**Set exercise:** Write out every line below that includes the word "Intersection".

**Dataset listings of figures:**
+ + +

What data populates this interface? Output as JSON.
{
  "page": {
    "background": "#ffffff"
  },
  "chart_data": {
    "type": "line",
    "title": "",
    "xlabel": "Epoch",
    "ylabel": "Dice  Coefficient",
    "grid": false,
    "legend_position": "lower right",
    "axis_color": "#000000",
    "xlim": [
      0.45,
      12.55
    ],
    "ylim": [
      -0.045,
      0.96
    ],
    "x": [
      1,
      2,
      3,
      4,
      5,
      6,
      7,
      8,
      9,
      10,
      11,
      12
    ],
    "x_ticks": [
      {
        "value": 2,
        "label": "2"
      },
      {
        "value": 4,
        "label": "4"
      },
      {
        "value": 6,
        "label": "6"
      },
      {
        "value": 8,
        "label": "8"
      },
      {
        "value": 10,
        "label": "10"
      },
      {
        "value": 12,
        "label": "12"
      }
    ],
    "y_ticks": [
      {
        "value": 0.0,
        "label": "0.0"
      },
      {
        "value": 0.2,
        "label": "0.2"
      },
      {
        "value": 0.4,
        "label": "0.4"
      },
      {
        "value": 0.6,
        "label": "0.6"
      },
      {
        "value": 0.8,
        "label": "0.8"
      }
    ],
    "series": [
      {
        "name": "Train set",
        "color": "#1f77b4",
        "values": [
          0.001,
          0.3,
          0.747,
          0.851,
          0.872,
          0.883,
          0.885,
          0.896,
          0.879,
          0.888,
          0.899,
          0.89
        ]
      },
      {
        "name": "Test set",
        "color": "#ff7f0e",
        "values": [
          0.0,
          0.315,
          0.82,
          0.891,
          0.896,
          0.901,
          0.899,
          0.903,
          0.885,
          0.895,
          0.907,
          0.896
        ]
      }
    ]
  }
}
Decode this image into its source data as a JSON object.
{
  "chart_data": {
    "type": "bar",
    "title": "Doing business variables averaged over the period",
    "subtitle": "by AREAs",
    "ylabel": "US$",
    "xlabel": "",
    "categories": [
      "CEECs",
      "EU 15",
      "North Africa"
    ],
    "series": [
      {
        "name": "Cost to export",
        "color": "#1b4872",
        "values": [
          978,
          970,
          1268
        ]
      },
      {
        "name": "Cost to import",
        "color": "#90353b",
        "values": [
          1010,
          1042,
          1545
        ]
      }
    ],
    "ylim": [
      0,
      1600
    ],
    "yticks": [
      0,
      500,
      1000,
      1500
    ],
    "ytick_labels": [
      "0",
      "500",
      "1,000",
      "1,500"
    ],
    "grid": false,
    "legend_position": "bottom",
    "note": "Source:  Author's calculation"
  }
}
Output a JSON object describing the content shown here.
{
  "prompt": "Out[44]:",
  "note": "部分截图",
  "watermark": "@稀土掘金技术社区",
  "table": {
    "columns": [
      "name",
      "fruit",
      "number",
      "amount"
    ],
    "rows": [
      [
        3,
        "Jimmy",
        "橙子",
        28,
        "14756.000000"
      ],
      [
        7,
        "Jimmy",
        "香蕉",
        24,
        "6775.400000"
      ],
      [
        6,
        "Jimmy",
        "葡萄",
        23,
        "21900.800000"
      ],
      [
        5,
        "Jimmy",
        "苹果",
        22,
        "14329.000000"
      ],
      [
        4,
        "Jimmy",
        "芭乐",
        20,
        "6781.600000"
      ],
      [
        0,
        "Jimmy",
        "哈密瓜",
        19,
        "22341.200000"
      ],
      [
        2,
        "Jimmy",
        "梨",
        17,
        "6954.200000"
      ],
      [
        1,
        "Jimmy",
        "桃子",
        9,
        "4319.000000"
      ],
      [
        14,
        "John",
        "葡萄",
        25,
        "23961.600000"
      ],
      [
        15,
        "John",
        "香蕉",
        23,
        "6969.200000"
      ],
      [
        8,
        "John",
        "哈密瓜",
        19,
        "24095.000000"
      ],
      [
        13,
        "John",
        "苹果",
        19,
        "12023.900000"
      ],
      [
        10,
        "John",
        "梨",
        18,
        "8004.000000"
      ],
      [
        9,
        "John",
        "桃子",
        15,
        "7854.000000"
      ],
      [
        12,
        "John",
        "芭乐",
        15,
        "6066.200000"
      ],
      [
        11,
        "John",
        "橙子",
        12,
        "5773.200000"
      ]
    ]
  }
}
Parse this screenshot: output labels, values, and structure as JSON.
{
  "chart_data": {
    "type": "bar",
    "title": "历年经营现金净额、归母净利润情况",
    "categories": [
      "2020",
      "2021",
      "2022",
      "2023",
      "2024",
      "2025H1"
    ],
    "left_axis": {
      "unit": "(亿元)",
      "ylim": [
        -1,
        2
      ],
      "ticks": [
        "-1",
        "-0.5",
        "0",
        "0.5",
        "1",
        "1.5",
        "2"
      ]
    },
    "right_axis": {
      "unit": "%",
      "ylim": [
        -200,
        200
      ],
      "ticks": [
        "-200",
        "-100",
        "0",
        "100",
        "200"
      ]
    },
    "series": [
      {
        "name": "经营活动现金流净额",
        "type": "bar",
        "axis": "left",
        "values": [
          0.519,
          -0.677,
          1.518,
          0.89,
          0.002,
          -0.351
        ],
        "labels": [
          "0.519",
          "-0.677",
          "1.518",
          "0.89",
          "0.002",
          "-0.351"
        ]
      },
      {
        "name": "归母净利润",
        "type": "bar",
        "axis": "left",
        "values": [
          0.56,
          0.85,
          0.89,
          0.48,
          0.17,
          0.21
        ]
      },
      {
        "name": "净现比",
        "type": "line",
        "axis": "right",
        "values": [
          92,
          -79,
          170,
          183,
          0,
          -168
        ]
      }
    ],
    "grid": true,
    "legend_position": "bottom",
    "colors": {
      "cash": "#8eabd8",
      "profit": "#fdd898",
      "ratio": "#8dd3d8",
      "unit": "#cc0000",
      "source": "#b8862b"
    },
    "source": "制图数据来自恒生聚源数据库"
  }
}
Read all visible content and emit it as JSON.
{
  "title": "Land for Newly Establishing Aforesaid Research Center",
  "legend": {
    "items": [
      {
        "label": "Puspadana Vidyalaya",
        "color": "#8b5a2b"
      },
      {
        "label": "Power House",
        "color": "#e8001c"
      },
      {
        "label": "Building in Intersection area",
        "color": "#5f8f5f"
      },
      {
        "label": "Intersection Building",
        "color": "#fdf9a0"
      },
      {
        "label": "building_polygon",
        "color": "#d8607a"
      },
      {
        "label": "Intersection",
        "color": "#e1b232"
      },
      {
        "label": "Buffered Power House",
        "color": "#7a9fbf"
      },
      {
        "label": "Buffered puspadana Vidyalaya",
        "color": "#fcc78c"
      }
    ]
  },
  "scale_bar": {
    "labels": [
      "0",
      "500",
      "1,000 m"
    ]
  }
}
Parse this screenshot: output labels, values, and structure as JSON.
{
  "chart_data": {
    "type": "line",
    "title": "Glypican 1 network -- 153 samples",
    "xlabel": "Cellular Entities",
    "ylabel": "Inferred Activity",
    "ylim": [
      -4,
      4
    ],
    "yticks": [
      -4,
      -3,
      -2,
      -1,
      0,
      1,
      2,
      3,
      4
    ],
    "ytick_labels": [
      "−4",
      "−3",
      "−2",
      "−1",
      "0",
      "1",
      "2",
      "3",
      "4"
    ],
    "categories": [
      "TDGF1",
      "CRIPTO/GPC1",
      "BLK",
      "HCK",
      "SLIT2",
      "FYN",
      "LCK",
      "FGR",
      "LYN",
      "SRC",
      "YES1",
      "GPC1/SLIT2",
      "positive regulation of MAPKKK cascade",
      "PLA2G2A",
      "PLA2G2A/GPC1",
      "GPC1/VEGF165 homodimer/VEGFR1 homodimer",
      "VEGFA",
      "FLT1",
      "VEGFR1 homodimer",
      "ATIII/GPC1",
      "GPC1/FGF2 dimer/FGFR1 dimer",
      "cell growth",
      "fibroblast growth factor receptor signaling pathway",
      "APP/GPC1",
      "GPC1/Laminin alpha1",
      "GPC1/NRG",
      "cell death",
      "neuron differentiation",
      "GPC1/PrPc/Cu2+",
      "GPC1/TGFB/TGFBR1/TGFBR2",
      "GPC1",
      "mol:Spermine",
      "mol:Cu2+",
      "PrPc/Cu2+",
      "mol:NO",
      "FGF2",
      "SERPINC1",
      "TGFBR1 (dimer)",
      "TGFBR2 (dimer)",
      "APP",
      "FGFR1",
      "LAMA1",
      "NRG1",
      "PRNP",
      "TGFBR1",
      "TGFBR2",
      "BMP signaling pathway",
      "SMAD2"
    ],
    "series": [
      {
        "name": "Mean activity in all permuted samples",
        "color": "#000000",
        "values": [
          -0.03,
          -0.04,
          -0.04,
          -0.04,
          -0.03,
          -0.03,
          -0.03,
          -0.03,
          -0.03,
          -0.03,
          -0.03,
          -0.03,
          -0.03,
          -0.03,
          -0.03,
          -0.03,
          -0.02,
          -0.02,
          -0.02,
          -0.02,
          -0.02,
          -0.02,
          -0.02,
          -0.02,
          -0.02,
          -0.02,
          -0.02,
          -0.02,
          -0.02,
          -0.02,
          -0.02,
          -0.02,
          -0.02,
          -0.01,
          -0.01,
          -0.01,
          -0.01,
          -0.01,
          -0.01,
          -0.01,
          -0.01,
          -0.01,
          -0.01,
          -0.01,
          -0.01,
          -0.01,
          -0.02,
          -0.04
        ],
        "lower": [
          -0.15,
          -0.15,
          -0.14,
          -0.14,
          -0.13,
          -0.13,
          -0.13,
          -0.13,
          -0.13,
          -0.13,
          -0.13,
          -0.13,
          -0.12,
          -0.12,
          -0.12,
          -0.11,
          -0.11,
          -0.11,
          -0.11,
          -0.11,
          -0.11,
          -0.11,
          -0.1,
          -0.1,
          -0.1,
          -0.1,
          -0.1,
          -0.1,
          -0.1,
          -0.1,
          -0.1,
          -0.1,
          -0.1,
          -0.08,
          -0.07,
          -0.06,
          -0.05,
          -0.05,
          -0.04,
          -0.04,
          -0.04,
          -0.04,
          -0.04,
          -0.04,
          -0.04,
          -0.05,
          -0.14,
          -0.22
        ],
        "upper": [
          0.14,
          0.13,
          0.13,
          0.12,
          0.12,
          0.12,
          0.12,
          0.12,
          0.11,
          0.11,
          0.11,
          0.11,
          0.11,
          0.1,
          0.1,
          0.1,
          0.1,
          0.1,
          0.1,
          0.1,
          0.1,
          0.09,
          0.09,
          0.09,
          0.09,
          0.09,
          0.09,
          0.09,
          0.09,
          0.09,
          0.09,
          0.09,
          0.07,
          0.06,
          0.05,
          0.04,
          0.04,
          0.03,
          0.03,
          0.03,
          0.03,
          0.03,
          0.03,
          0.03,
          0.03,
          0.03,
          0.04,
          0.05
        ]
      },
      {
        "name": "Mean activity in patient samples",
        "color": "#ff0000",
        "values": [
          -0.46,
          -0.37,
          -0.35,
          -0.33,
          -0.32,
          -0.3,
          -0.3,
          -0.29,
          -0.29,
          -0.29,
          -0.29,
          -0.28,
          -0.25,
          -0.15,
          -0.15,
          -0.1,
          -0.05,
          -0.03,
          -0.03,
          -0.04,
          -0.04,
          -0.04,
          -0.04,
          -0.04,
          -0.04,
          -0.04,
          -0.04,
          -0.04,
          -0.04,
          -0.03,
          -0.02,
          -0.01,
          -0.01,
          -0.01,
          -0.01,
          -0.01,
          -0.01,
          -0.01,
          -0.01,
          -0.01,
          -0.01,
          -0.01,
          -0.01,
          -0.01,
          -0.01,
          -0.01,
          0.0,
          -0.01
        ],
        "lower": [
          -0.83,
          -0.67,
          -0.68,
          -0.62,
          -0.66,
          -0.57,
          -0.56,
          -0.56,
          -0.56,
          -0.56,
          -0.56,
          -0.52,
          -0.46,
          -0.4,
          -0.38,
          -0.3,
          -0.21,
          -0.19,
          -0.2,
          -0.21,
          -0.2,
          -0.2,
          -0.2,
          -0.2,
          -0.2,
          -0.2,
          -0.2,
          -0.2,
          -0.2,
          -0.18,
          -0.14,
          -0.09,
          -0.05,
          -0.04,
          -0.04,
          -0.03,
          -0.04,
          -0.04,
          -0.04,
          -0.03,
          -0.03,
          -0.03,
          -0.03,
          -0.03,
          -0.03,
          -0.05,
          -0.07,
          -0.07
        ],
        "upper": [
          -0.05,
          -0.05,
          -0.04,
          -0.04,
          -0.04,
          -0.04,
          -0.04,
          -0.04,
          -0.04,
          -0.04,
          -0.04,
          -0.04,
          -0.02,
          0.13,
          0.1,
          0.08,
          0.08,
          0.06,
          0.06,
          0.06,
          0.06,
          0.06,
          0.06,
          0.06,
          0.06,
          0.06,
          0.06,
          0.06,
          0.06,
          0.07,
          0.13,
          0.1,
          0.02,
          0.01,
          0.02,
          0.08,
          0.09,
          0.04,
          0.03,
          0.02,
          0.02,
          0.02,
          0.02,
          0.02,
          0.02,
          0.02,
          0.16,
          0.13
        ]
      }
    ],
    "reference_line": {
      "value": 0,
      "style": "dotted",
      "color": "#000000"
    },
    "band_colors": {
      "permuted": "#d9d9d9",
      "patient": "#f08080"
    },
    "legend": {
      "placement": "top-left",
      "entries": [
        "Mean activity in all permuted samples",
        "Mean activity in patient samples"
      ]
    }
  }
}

+ + +

**Solution to this problem:**
        "label": "Building in Intersection area",
        "label": "Intersection Building",
        "label": "Intersection",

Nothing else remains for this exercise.